▸ CHALLENGE
In the listing below, find the line containing "Read this page and output its text content.". Write out that line and every line after it to the end, exactly and only those.

▸ INPUT MATERIAL
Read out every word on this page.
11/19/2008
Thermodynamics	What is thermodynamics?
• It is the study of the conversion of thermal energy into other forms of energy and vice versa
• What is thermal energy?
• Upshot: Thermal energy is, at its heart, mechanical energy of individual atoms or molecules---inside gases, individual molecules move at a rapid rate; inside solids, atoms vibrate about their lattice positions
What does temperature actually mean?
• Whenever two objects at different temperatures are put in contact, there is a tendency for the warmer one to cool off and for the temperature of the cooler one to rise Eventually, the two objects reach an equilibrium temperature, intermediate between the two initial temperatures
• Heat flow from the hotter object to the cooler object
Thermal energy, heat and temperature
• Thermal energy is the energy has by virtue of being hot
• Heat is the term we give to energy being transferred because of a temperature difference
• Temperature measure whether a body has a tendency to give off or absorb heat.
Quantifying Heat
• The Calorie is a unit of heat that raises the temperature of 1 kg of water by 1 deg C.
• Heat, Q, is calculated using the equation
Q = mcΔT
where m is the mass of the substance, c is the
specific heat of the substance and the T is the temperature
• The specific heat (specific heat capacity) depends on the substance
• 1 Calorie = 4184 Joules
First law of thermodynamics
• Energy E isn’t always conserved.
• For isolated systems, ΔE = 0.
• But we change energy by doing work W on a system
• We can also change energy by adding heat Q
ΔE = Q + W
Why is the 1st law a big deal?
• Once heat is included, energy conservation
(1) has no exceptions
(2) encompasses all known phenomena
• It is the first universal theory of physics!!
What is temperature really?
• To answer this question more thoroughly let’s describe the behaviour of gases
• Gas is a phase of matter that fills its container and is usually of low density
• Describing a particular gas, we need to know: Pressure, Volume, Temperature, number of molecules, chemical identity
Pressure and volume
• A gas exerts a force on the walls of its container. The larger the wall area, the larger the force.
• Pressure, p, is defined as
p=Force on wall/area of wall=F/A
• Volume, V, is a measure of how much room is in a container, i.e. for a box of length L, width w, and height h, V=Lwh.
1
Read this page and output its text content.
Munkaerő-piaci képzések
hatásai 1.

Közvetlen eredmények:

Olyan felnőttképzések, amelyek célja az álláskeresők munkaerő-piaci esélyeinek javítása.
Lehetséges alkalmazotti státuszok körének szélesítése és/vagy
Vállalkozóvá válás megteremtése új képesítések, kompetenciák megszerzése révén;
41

▸ FULL OUTPUT
Read this page and output its text content.
Munkaerő-piaci képzések
hatásai 1.

Közvetlen eredmények:

Olyan felnőttképzések, amelyek célja az álláskeresők munkaerő-piaci esélyeinek javítása.
Lehetséges alkalmazotti státuszok körének szélesítése és/vagy
Vállalkozóvá válás megteremtése új képesítések, kompetenciák megszerzése révén;
41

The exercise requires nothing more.